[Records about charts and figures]

-------

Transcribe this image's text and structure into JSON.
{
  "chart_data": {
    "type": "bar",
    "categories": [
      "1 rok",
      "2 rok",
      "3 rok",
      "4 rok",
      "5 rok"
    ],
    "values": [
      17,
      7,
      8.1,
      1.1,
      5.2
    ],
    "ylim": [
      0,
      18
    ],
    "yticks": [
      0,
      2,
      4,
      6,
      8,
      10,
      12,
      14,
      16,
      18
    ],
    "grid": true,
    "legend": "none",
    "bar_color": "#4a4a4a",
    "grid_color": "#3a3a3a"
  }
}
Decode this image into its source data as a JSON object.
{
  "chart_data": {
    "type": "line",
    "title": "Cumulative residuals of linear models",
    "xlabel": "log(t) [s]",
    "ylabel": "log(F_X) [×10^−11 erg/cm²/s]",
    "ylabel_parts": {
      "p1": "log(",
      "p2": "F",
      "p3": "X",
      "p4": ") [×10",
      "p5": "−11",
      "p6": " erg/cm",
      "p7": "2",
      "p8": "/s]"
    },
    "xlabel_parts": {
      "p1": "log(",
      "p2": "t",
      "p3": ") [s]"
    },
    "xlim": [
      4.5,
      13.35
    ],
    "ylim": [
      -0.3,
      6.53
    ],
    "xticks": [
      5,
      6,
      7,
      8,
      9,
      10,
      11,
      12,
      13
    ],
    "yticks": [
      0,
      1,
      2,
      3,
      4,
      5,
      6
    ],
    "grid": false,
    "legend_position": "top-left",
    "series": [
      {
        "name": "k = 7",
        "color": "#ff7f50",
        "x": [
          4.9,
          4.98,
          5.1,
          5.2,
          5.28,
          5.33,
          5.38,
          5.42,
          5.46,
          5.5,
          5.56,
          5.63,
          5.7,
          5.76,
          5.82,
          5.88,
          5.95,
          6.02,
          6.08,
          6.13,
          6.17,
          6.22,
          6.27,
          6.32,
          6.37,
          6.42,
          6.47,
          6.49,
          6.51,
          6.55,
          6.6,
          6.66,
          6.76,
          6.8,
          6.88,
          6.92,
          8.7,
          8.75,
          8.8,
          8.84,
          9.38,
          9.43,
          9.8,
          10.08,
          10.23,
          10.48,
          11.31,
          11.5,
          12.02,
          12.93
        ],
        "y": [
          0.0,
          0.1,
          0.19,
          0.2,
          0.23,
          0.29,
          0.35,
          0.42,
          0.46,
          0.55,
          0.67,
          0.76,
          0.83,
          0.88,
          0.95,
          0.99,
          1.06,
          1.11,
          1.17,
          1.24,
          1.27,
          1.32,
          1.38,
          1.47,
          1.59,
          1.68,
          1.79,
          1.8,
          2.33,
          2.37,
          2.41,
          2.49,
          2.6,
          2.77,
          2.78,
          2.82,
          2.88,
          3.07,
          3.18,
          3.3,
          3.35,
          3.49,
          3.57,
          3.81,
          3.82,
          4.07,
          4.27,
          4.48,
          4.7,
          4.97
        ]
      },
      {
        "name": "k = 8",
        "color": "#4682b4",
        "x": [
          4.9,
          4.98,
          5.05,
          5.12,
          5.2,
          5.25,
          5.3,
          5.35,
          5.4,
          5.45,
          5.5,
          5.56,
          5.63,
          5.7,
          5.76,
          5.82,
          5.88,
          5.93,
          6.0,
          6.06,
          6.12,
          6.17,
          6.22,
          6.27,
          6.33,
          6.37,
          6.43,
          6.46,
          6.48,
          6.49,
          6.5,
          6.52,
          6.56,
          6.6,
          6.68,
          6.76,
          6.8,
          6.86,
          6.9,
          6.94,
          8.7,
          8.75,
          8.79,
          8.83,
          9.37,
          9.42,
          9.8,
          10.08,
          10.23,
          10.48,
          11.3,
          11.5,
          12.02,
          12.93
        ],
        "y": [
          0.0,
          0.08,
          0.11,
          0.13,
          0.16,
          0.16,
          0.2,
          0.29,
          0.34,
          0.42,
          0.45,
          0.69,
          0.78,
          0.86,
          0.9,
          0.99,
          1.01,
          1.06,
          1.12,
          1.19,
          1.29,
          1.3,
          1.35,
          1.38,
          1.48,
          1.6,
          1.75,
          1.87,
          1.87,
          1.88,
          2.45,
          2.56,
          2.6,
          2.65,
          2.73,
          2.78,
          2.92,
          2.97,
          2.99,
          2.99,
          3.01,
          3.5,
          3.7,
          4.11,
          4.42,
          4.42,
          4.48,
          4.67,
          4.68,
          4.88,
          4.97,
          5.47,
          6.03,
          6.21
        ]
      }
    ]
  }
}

-------

* [PROBLEM STATEMENT] Emit the records above again, exactly, with no line skipped.

* [OUTPUT]
Transcribe this image's text and structure into JSON.
{
  "chart_data": {
    "type": "bar",
    "categories": [
      "1 rok",
      "2 rok",
      "3 rok",
      "4 rok",
      "5 rok"
    ],
    "values": [
      17,
      7,
      8.1,
      1.1,
      5.2
    ],
    "ylim": [
      0,
      18
    ],
    "yticks": [
      0,
      2,
      4,
      6,
      8,
      10,
      12,
      14,
      16,
      18
    ],
    "grid": true,
    "legend": "none",
    "bar_color": "#4a4a4a",
    "grid_color": "#3a3a3a"
  }
}
Decode this image into its source data as a JSON object.
{
  "chart_data": {
    "type": "line",
    "title": "Cumulative residuals of linear models",
    "xlabel": "log(t) [s]",
    "ylabel": "log(F_X) [×10^−11 erg/cm²/s]",
    "ylabel_parts": {
      "p1": "log(",
      "p2": "F",
      "p3": "X",
      "p4": ") [×10",
      "p5": "−11",
      "p6": " erg/cm",
      "p7": "2",
      "p8": "/s]"
    },
    "xlabel_parts": {
      "p1": "log(",
      "p2": "t",
      "p3": ") [s]"
    },
    "xlim": [
      4.5,
      13.35
    ],
    "ylim": [
      -0.3,
      6.53
    ],
    "xticks": [
      5,
      6,
      7,
      8,
      9,
      10,
      11,
      12,
      13
    ],
    "yticks": [
      0,
      1,
      2,
      3,
      4,
      5,
      6
    ],
    "grid": false,
    "legend_position": "top-left",
    "series": [
      {
        "name": "k = 7",
        "color": "#ff7f50",
        "x": [
          4.9,
          4.98,
          5.1,
          5.2,
          5.28,
          5.33,
          5.38,
          5.42,
          5.46,
          5.5,
          5.56,
          5.63,
          5.7,
          5.76,
          5.82,
          5.88,
          5.95,
          6.02,
          6.08,
          6.13,
          6.17,
          6.22,
          6.27,
          6.32,
          6.37,
          6.42,
          6.47,
          6.49,
          6.51,
          6.55,
          6.6,
          6.66,
          6.76,
          6.8,
          6.88,
          6.92,
          8.7,
          8.75,
          8.8,
          8.84,
          9.38,
          9.43,
          9.8,
          10.08,
          10.23,
          10.48,
          11.31,
          11.5,
          12.02,
          12.93
        ],
        "y": [
          0.0,
          0.1,
          0.19,
          0.2,
          0.23,
          0.29,
          0.35,
          0.42,
          0.46,
          0.55,
          0.67,
          0.76,
          0.83,
          0.88,
          0.95,
          0.99,
          1.06,
          1.11,
          1.17,
          1.24,
          1.27,
          1.32,
          1.38,
          1.47,
          1.59,
          1.68,
          1.79,
          1.8,
          2.33,
          2.37,
          2.41,
          2.49,
          2.6,
          2.77,
          2.78,
          2.82,
          2.88,
          3.07,
          3.18,
          3.3,
          3.35,
          3.49,
          3.57,
          3.81,
          3.82,
          4.07,
          4.27,
          4.48,
          4.7,
          4.97
        ]
      },
      {
        "name": "k = 8",
        "color": "#4682b4",
        "x": [
          4.9,
          4.98,
          5.05,
          5.12,
          5.2,
          5.25,
          5.3,
          5.35,
          5.4,
          5.45,
          5.5,
          5.56,
          5.63,
          5.7,
          5.76,
          5.82,
          5.88,
          5.93,
          6.0,
          6.06,
          6.12,
          6.17,
          6.22,
          6.27,
          6.33,
          6.37,
          6.43,
          6.46,
          6.48,
          6.49,
          6.5,
          6.52,
          6.56,
          6.6,
          6.68,
          6.76,
          6.8,
          6.86,
          6.9,
          6.94,
          8.7,
          8.75,
          8.79,
          8.83,
          9.37,
          9.42,
          9.8,
          10.08,
          10.23,
          10.48,
          11.3,
          11.5,
          12.02,
          12.93
        ],
        "y": [
          0.0,
          0.08,
          0.11,
          0.13,
          0.16,
          0.16,
          0.2,
          0.29,
          0.34,
          0.42,
          0.45,
          0.69,
          0.78,
          0.86,
          0.9,
          0.99,
          1.01,
          1.06,
          1.12,
          1.19,
          1.29,
          1.3,
          1.35,
          1.38,
          1.48,
          1.6,
          1.75,
          1.87,
          1.87,
          1.88,
          2.45,
          2.56,
          2.6,
          2.65,
          2.73,
          2.78,
          2.92,
          2.97,
          2.99,
          2.99,
          3.01,
          3.5,
          3.7,
          4.11,
          4.42,
          4.42,
          4.48,
          4.67,
          4.68,
          4.88,
          4.97,
          5.47,
          6.03,
          6.21
        ]
      }
    ]
  }
}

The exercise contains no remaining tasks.